Collected data entries
-- Begin --

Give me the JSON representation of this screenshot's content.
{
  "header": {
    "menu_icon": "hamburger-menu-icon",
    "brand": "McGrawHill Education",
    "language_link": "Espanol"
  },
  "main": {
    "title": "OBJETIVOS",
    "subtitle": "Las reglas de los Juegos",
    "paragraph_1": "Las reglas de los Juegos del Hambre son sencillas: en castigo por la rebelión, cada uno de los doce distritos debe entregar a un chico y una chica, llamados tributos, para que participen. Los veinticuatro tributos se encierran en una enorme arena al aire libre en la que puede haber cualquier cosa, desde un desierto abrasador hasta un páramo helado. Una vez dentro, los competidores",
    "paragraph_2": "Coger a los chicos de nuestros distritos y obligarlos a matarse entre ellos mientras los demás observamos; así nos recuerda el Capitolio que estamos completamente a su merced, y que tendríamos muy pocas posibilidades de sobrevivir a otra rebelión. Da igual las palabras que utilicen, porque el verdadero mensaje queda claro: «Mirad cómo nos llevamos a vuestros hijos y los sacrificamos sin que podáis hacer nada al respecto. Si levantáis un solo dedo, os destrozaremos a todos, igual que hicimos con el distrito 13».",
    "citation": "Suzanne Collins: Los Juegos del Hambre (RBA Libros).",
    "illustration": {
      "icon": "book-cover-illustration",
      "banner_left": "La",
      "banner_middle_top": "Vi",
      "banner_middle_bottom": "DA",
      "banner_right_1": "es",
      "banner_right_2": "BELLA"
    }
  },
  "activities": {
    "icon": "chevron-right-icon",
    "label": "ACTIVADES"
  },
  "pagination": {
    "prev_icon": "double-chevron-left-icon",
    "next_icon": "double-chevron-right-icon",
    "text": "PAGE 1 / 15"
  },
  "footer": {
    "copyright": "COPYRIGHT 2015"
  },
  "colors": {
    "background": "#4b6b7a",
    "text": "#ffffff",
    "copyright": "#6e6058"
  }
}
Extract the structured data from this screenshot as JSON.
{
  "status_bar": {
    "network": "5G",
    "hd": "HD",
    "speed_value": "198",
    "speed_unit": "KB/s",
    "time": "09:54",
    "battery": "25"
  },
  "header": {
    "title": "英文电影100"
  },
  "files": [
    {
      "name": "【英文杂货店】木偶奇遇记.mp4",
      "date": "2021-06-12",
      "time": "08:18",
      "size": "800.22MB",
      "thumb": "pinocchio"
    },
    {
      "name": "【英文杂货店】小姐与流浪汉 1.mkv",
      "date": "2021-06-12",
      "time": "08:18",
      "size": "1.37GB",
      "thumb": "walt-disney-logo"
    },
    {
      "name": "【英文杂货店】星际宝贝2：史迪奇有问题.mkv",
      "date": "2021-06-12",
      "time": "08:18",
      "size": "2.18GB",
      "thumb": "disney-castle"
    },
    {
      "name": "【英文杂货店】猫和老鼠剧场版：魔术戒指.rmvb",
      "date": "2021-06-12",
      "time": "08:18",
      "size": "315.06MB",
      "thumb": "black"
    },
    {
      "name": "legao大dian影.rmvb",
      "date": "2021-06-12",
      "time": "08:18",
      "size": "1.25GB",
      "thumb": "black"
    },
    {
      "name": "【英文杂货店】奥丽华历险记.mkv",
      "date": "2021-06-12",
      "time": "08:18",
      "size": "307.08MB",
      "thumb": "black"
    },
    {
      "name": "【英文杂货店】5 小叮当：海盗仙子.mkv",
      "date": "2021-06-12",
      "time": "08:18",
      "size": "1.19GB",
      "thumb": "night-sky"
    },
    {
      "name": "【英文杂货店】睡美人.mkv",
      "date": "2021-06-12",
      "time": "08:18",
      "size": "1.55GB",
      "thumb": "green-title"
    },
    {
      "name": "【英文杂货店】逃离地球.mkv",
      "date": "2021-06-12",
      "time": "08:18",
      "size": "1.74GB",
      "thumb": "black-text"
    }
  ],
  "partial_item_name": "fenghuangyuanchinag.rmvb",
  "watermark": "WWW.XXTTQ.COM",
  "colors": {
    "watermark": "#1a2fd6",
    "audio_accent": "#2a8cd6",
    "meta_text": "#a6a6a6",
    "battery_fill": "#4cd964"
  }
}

-- End --

> [Your instructions]:
Transcribe word for word the lines from the one holding "Extract the structured" to the last line of the listing above, inclusive.

> [Full solution]:
Extract the structured data from this screenshot as JSON.
{
  "status_bar": {
    "network": "5G",
    "hd": "HD",
    "speed_value": "198",
    "speed_unit": "KB/s",
    "time": "09:54",
    "battery": "25"
  },
  "header": {
    "title": "英文电影100"
  },
  "files": [
    {
      "name": "【英文杂货店】木偶奇遇记.mp4",
      "date": "2021-06-12",
      "time": "08:18",
      "size": "800.22MB",
      "thumb": "pinocchio"
    },
    {
      "name": "【英文杂货店】小姐与流浪汉 1.mkv",
      "date": "2021-06-12",
      "time": "08:18",
      "size": "1.37GB",
      "thumb": "walt-disney-logo"
    },
    {
      "name": "【英文杂货店】星际宝贝2：史迪奇有问题.mkv",
      "date": "2021-06-12",
      "time": "08:18",
      "size": "2.18GB",
      "thumb": "disney-castle"
    },
    {
      "name": "【英文杂货店】猫和老鼠剧场版：魔术戒指.rmvb",
      "date": "2021-06-12",
      "time": "08:18",
      "size": "315.06MB",
      "thumb": "black"
    },
    {
      "name": "legao大dian影.rmvb",
      "date": "2021-06-12",
      "time": "08:18",
      "size": "1.25GB",
      "thumb": "black"
    },
    {
      "name": "【英文杂货店】奥丽华历险记.mkv",
      "date": "2021-06-12",
      "time": "08:18",
      "size": "307.08MB",
      "thumb": "black"
    },
    {
      "name": "【英文杂货店】5 小叮当：海盗仙子.mkv",
      "date": "2021-06-12",
      "time": "08:18",
      "size": "1.19GB",
      "thumb": "night-sky"
    },
    {
      "name": "【英文杂货店】睡美人.mkv",
      "date": "2021-06-12",
      "time": "08:18",
      "size": "1.55GB",
      "thumb": "green-title"
    },
    {
      "name": "【英文杂货店】逃离地球.mkv",
      "date": "2021-06-12",
      "time": "08:18",
      "size": "1.74GB",
      "thumb": "black-text"
    }
  ],
  "partial_item_name": "fenghuangyuanchinag.rmvb",
  "watermark": "WWW.XXTTQ.COM",
  "colors": {
    "watermark": "#1a2fd6",
    "audio_accent": "#2a8cd6",
    "meta_text": "#a6a6a6",
    "battery_fill": "#4cd964"
  }
}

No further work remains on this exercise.